## [Given problem A]
What is the exact wording in the post about album recording quality, from "Having spent the" up to and including "to my taste."? Extract it.

## [Document section]

%%

I’m struggling with this and I’ve come to the conclusion that it’s dependant on the album I’m listening to. Not whether I like the music or not, I really don’t think it’s a taste thing. It’s about the presentation. I can be listening to an album and the sound is incredible; full of detail, presence and emotion. It’s impossible to switch off. And then another album I’m sure I like can leave me feeling underwhelmed, cold, or even irritated by the harshness. Generally if an album sounds good it always sounds good, though not always. That said I think some albums need a bit more volume to come alive and sometimes I’m in the mood for that and sometimes I’m not. I’m coming to the conclusion that the quality of the recording is a big factor in terms of my listening enjoyment, whether that be the actual production or the reproduction.
Having spent the last few decades listening to car stereo/iphone/laptop etc this isn’t something I’m used to. Given that some music sounds amazing I don’t feel it’s the system at fault, or is it? Would warmer speakers help or would I simply be smoothing out the highs and lows? I don’t think I want to give up the highs! Would higher end speakers perhaps better suited to the source and amp be better able to deal with things or simply compound the inconsistencies through being even more revealing and even less sympathetic to recordings not to my taste.

%%

## [Given problem B]
Can you convert the rows from the line with "x-tick-label: 6.0 [815, 724, 836, 739]" up to and including the line with "x-tick-label: 4.0 [625, 724, 646, 739]" into a JSON list of strings, one string per line, skipping blank lines?

[Visual layout rows]
%%

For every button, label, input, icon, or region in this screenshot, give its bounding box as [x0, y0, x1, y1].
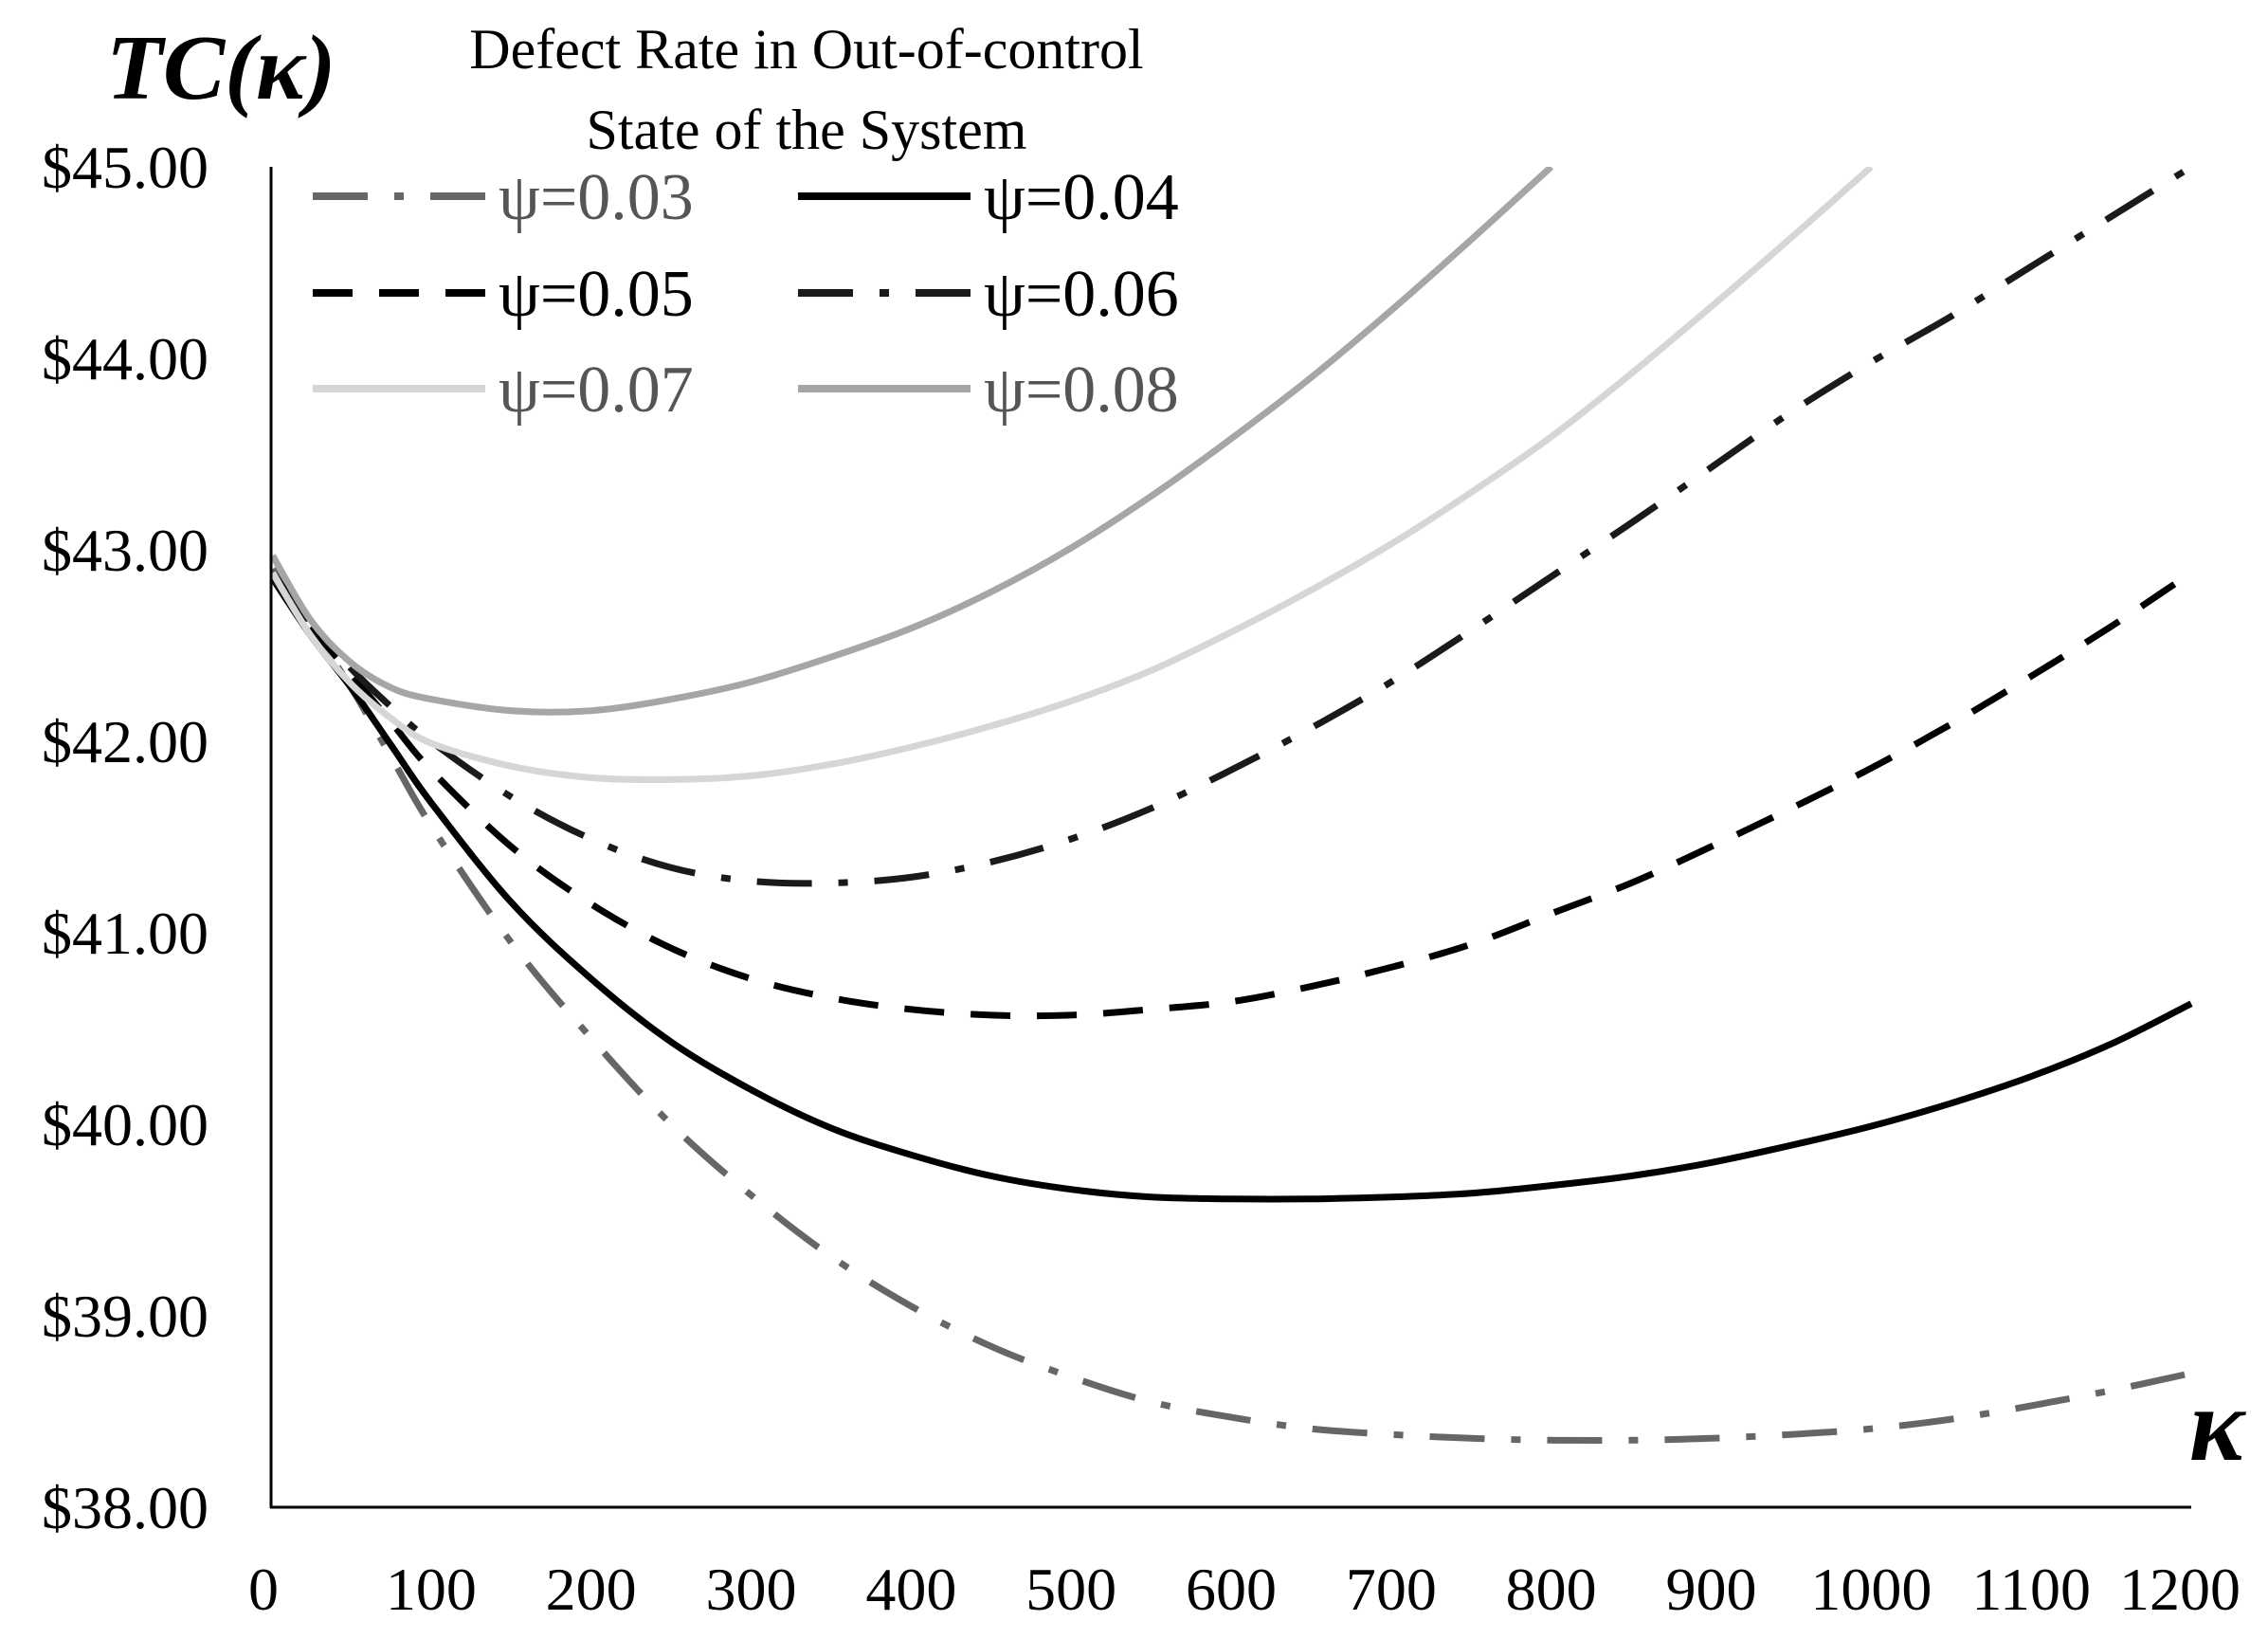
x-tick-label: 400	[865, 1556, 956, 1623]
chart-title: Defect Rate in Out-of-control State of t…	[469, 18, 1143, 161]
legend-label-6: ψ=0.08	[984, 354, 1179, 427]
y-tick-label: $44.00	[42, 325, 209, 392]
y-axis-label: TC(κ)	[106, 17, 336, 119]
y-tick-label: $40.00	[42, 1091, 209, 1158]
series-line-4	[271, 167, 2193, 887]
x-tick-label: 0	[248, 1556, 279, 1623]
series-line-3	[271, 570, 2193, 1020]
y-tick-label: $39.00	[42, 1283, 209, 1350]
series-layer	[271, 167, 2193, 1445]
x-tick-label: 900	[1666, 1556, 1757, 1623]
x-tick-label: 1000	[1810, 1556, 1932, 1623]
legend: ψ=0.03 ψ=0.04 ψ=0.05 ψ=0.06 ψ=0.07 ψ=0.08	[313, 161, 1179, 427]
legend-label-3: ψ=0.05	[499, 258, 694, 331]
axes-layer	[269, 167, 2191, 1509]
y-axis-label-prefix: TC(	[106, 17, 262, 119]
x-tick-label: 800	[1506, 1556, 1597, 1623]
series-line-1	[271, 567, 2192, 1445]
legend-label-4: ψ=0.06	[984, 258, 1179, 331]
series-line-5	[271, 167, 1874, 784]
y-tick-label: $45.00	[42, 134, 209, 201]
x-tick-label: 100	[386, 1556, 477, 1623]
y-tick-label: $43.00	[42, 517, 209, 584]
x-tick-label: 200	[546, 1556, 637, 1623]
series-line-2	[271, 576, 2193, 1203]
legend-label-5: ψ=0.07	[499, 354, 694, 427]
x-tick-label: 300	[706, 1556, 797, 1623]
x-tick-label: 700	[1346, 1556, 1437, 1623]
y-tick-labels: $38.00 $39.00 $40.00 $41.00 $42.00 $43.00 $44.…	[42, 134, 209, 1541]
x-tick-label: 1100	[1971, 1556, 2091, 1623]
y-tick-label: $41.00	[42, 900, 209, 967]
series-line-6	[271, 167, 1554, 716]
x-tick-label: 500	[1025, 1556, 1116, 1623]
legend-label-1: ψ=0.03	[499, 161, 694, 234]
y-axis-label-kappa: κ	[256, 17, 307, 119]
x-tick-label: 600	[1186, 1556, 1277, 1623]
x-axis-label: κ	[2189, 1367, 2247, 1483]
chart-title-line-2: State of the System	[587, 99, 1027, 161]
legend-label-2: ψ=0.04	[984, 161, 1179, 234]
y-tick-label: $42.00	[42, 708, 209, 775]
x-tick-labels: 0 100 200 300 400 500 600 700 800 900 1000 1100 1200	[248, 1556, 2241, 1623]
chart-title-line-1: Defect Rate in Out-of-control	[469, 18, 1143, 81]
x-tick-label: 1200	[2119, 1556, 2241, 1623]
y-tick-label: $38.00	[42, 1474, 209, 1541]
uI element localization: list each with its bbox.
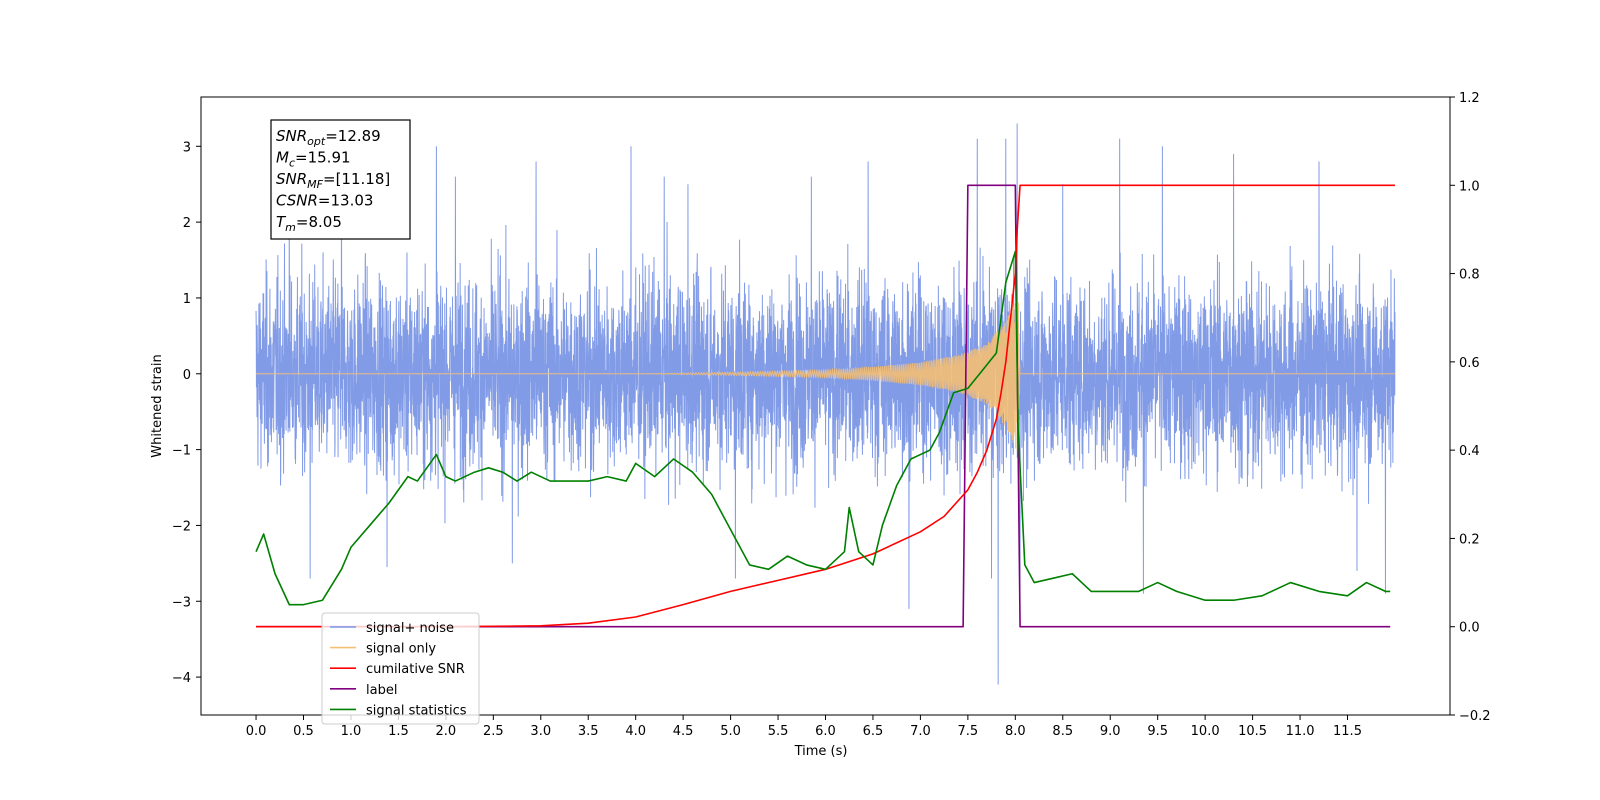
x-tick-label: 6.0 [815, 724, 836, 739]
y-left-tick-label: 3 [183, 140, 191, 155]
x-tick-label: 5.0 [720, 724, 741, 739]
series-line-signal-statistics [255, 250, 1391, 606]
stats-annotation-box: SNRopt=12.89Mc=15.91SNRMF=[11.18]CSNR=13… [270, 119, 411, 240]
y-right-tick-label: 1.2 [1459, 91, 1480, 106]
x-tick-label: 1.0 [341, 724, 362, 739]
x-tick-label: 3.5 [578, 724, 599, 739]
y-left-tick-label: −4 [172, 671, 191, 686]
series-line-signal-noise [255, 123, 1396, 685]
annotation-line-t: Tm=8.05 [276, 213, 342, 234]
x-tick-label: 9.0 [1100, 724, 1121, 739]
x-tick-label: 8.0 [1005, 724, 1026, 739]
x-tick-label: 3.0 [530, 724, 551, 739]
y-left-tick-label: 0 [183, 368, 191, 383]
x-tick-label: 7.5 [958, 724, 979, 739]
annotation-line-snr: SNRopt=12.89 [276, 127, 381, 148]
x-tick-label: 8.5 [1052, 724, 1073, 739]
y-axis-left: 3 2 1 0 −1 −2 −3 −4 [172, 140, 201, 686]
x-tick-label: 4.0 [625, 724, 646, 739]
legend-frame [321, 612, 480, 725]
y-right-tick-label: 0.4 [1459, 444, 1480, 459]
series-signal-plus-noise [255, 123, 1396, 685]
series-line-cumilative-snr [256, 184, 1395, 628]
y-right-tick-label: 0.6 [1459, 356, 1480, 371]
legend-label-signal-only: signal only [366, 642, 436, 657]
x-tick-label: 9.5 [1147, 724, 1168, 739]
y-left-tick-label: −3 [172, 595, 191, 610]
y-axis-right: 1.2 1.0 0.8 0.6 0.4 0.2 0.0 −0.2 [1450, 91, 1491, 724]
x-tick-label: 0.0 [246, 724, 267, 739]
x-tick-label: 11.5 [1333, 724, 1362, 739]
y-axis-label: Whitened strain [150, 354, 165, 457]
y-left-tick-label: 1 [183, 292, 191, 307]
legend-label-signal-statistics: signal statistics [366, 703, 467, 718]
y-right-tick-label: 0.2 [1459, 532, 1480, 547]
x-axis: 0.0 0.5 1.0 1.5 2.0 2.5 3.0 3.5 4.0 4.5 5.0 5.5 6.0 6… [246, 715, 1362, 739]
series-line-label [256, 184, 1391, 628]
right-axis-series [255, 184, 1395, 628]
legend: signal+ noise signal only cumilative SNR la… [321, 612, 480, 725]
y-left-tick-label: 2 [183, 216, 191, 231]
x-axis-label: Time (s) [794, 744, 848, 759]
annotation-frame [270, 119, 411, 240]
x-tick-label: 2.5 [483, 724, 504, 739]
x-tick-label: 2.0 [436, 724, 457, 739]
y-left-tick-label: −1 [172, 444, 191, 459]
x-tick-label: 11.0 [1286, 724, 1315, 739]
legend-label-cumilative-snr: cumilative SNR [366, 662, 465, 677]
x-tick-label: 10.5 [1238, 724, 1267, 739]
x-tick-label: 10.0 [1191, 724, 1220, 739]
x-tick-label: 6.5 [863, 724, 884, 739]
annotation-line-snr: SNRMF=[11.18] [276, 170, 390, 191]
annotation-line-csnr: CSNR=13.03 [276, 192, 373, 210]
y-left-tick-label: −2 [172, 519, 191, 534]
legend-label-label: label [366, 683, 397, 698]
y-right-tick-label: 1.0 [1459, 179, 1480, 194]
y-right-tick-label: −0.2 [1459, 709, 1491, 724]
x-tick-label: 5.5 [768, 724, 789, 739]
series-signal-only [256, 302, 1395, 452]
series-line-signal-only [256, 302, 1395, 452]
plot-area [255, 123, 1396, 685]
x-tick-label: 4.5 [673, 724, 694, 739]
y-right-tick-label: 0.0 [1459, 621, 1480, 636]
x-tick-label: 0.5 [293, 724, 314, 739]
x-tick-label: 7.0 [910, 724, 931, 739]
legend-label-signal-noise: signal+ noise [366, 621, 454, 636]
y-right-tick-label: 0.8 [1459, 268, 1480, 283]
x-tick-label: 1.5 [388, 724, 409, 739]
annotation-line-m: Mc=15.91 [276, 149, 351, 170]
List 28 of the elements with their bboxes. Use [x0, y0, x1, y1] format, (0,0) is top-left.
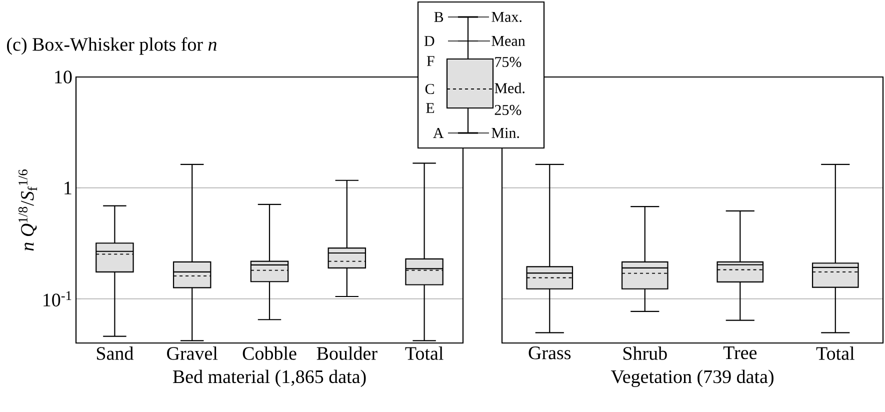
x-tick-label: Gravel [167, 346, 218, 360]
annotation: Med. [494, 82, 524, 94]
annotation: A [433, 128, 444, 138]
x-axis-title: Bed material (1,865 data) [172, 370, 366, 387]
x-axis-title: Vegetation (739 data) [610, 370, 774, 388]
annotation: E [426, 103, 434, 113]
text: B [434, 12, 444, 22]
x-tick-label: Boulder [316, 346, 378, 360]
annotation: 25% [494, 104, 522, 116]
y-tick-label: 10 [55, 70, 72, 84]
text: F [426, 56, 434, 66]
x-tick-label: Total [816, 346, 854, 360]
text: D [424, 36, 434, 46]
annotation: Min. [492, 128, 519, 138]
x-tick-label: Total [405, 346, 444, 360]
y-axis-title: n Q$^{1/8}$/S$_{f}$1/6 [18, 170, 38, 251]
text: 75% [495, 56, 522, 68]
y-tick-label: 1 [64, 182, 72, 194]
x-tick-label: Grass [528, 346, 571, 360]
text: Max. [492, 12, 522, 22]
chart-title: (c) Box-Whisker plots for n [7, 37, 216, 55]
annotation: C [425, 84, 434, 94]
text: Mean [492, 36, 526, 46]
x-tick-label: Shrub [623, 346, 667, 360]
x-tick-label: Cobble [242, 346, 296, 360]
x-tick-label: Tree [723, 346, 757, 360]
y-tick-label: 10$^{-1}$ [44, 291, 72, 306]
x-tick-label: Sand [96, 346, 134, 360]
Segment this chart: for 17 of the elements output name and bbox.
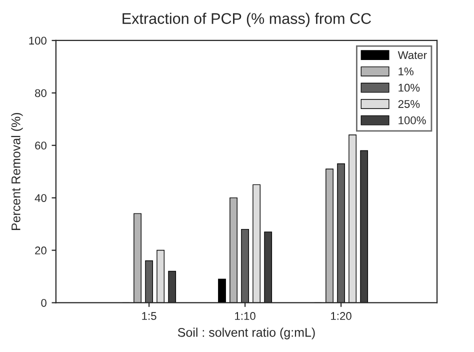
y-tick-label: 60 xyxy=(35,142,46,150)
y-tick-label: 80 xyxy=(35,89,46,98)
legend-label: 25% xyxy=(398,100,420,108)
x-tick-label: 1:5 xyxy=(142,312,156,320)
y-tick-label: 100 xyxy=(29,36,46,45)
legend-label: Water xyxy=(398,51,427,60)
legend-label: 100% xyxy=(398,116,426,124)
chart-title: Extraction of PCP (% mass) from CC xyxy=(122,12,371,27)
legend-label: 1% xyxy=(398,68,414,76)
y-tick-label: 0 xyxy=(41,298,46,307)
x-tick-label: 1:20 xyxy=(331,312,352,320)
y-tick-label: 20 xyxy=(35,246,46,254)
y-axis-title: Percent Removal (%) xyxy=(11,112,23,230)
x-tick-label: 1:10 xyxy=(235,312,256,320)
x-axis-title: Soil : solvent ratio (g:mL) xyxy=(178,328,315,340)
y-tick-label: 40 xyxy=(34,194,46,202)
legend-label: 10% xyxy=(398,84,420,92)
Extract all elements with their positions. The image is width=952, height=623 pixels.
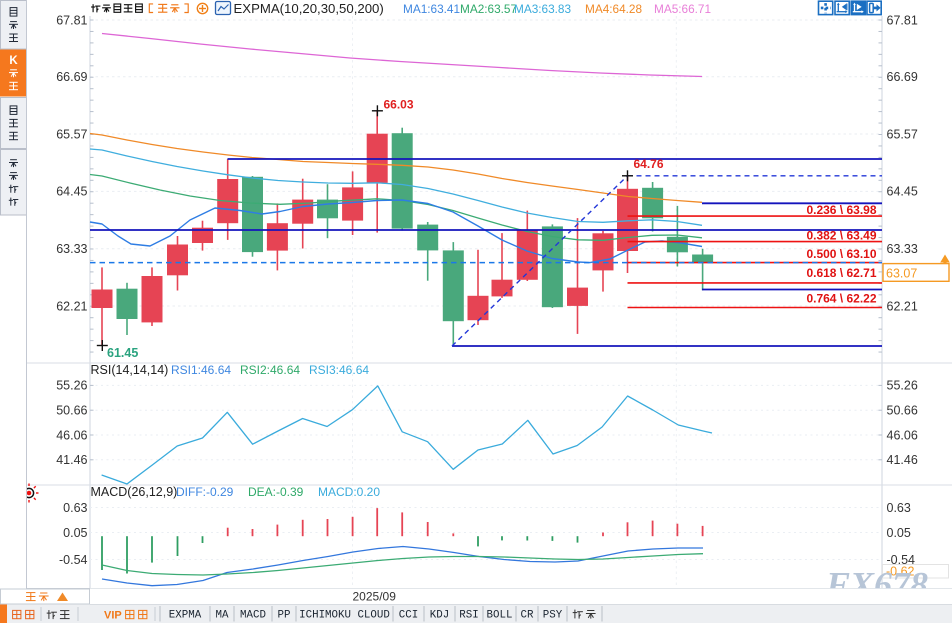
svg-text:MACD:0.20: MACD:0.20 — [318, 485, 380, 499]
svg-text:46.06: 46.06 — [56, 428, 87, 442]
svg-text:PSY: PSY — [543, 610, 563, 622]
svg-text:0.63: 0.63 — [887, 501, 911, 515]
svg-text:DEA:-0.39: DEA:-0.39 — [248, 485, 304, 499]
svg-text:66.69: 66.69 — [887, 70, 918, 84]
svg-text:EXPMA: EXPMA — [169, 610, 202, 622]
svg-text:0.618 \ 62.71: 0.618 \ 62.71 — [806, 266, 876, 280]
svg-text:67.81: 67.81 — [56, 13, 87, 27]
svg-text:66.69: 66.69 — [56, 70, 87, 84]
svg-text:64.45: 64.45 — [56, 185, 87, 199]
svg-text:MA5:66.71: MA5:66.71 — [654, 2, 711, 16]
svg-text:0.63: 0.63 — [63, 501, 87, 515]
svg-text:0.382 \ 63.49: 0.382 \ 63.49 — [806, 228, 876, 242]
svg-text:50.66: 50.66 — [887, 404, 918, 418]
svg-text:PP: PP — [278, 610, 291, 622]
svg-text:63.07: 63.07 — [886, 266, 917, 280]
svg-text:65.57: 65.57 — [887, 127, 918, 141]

%%

## [Full response A]
Having spent the last few decades listening to car stereo/iphone/laptop etc this isn’t something I’m used to. Given that some music sounds amazing I don’t feel it’s the system at fault, or is it? Would warmer speakers help or would I simply be smoothing out the highs and lows? I don’t think I want to give up the highs! Would higher end speakers perhaps better suited to the source and amp be better able to deal with things or simply compound the inconsistencies through being even more revealing and even less sympathetic to recordings not to my taste.

## [Full response B]
[
  "x-tick-label: 6.0 [815, 724, 836, 739]",
  "y-left-tick-label: 3 [183, 140, 191, 155]",
  "x-tick-label: 5.0 [720, 724, 741, 739]",
  "series-line-signal-statistics [255, 250, 1391, 606]",
  "stats-annotation-box: SNRopt=12.89Mc=15.91SNRMF=[11.18]CSNR=13… [270, 119, 411, 240]",
  "y-right-tick-label: 1.2 [1459, 91, 1480, 106]",
  "x-tick-label: 1.0 [341, 724, 362, 739]",
  "x-tick-label: 3.5 [578, 724, 599, 739]",
  "y-left-tick-label: −4 [172, 671, 191, 686]",
  "series-line-signal-noise [255, 123, 1396, 685]",
  "annotation-line-t: Tm=8.05 [276, 213, 342, 234]",
  "x-tick-label: 9.0 [1100, 724, 1121, 739]",
  "x-tick-label: 8.0 [1005, 724, 1026, 739]",
  "x-tick-label: 3.0 [530, 724, 551, 739]",
  "y-left-tick-label: 0 [183, 368, 191, 383]",
  "x-tick-label: 7.5 [958, 724, 979, 739]",
  "annotation-line-snr: SNRopt=12.89 [276, 127, 381, 148]",
  "x-tick-label: 8.5 [1052, 724, 1073, 739]",
  "y-axis-left: 3 2 1 0 −1 −2 −3 −4 [172, 140, 201, 686]",
  "x-tick-label: 4.0 [625, 724, 646, 739]"
]